## YOUR GOAL
Write out, please, the line containing "Extract all readable text from this page." together with all lines after it, up to and including the last one, with no other output.

• • • • • • •

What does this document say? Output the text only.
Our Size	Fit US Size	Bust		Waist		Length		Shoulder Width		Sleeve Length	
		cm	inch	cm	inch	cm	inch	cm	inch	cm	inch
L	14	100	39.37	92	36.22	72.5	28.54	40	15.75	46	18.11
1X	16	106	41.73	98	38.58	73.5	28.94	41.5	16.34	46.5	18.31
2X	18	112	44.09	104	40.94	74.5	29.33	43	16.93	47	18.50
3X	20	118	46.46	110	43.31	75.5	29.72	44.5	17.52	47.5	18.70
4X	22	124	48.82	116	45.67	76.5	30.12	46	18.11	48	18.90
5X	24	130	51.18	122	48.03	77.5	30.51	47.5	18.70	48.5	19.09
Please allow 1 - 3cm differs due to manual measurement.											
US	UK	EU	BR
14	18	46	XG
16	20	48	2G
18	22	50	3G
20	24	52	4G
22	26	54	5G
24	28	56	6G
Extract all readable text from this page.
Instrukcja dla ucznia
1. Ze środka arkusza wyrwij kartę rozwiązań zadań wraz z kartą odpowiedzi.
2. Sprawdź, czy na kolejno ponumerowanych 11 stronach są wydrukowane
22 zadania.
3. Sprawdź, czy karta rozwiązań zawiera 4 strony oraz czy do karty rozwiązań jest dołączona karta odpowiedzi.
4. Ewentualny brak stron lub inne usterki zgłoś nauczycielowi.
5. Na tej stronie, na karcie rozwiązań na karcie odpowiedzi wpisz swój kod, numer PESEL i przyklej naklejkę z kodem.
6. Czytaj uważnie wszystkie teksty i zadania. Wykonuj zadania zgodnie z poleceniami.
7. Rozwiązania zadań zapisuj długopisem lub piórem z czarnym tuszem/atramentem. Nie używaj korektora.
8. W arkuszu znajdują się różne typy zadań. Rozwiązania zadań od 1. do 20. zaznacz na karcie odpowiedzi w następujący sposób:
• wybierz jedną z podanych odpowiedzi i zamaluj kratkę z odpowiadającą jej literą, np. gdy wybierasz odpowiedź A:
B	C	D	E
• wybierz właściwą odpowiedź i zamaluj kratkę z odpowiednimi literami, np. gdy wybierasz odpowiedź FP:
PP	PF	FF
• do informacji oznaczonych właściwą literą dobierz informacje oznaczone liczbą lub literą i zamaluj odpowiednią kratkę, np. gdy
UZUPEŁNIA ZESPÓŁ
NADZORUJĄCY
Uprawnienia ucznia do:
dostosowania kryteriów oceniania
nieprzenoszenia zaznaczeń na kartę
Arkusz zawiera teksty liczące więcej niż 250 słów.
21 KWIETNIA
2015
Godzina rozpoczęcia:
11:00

• • • • • • •

## FINISHED EXERCISE
Extract all readable text from this page.
Instrukcja dla ucznia
1. Ze środka arkusza wyrwij kartę rozwiązań zadań wraz z kartą odpowiedzi.
2. Sprawdź, czy na kolejno ponumerowanych 11 stronach są wydrukowane
22 zadania.
3. Sprawdź, czy karta rozwiązań zawiera 4 strony oraz czy do karty rozwiązań jest dołączona karta odpowiedzi.
4. Ewentualny brak stron lub inne usterki zgłoś nauczycielowi.
5. Na tej stronie, na karcie rozwiązań na karcie odpowiedzi wpisz swój kod, numer PESEL i przyklej naklejkę z kodem.
6. Czytaj uważnie wszystkie teksty i zadania. Wykonuj zadania zgodnie z poleceniami.
7. Rozwiązania zadań zapisuj długopisem lub piórem z czarnym tuszem/atramentem. Nie używaj korektora.
8. W arkuszu znajdują się różne typy zadań. Rozwiązania zadań od 1. do 20. zaznacz na karcie odpowiedzi w następujący sposób:
• wybierz jedną z podanych odpowiedzi i zamaluj kratkę z odpowiadającą jej literą, np. gdy wybierasz odpowiedź A:
B	C	D	E
• wybierz właściwą odpowiedź i zamaluj kratkę z odpowiednimi literami, np. gdy wybierasz odpowiedź FP:
PP	PF	FF
• do informacji oznaczonych właściwą literą dobierz informacje oznaczone liczbą lub literą i zamaluj odpowiednią kratkę, np. gdy
UZUPEŁNIA ZESPÓŁ
NADZORUJĄCY
Uprawnienia ucznia do:
dostosowania kryteriów oceniania
nieprzenoszenia zaznaczeń na kartę
Arkusz zawiera teksty liczące więcej niż 250 słów.
21 KWIETNIA
2015
Godzina rozpoczęcia:
11:00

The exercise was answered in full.